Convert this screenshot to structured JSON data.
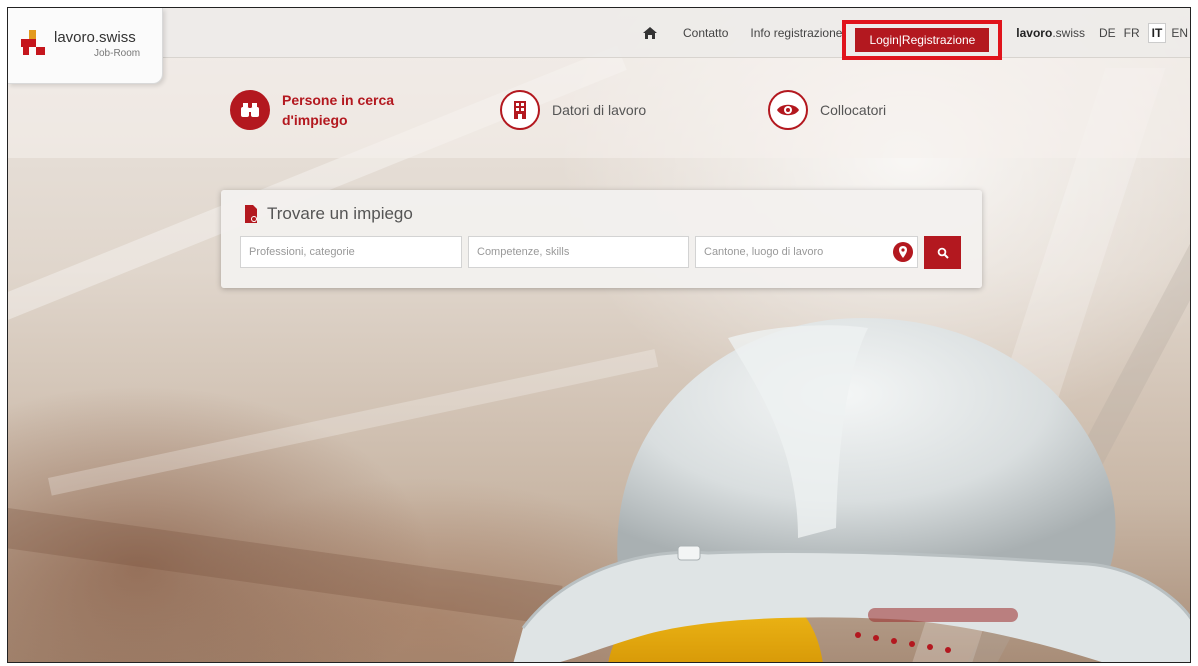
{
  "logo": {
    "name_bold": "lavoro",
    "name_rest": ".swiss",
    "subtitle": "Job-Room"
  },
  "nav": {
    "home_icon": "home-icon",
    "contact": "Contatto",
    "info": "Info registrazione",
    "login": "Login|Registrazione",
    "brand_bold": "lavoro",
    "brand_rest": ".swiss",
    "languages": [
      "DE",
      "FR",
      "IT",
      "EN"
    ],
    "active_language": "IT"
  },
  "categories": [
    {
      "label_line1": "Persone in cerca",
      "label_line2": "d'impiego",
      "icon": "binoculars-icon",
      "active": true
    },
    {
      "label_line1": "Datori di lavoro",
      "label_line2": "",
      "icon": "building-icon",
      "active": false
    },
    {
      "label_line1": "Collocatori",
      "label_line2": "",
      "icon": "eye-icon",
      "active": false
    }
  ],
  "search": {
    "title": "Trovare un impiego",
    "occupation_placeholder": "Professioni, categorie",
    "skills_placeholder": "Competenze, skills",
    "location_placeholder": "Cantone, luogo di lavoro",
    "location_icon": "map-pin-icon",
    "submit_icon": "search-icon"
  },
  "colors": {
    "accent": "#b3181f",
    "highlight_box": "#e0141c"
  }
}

---

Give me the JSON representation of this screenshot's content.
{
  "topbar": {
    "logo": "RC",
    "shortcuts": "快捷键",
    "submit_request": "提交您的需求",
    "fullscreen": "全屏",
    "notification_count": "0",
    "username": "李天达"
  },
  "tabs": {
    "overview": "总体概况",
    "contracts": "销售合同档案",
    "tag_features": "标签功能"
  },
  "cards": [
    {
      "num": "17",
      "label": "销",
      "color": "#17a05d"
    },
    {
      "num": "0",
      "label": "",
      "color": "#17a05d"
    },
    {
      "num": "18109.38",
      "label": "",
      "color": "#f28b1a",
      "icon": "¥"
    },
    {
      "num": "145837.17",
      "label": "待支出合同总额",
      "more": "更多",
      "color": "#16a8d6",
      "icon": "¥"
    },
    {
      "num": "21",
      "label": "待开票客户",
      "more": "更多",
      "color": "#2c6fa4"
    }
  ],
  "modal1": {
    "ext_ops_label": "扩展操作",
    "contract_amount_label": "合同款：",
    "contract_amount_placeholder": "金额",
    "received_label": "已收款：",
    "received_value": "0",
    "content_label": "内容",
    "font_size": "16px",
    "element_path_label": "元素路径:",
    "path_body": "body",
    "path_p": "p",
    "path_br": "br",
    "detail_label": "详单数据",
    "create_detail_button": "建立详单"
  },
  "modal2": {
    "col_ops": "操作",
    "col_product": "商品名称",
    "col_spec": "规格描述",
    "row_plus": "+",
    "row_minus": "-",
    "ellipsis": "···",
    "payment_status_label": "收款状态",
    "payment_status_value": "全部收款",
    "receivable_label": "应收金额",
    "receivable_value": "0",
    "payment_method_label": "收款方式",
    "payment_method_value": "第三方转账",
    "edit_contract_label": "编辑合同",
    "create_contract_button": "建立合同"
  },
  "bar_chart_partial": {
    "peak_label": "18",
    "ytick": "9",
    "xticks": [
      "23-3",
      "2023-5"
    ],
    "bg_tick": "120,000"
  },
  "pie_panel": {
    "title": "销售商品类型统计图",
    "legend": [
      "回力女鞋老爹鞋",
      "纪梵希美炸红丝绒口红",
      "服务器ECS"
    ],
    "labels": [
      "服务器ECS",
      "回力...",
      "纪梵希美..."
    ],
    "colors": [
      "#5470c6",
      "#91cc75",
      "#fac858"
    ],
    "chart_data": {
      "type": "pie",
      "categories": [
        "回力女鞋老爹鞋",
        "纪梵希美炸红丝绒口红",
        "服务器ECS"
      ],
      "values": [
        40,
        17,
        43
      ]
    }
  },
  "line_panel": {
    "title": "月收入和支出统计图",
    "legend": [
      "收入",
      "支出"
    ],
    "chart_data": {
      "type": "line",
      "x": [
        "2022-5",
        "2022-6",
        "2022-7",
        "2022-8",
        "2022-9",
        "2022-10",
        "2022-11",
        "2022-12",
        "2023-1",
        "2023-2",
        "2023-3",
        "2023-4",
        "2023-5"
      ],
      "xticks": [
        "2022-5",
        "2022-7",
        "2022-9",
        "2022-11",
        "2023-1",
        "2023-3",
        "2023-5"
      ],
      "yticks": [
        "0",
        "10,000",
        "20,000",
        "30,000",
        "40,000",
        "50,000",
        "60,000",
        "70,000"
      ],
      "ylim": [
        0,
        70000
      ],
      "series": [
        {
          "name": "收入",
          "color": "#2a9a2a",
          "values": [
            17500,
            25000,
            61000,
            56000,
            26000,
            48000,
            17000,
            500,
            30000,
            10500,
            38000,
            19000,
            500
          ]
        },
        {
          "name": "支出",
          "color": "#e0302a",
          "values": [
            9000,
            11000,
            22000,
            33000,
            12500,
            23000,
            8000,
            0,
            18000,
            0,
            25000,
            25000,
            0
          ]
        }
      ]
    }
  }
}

==

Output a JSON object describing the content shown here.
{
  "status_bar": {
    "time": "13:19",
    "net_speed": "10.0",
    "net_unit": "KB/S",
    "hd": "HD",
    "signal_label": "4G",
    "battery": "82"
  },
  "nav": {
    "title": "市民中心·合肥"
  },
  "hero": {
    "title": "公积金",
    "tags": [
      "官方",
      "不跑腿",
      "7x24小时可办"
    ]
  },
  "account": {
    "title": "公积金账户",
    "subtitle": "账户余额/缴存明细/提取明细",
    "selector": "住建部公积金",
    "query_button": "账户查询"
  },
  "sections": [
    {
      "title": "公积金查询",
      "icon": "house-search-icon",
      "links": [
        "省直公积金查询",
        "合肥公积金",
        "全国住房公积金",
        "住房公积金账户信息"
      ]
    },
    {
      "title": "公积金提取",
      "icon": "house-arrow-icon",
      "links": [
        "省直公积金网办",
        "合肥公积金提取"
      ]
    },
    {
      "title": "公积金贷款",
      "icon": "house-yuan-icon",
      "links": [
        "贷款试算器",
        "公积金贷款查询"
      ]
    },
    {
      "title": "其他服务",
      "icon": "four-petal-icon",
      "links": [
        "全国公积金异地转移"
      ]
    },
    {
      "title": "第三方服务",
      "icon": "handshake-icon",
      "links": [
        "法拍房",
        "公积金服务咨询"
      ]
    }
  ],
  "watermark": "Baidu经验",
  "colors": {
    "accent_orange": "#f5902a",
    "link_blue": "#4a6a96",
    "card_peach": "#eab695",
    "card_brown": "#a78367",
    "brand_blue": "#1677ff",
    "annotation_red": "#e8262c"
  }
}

#### Exercise task:
Which lines hold the word "this"? Copy each of them from the records.

#### Final result:
Convert this screenshot to structured JSON data.
Give me the JSON representation of this screenshot's content.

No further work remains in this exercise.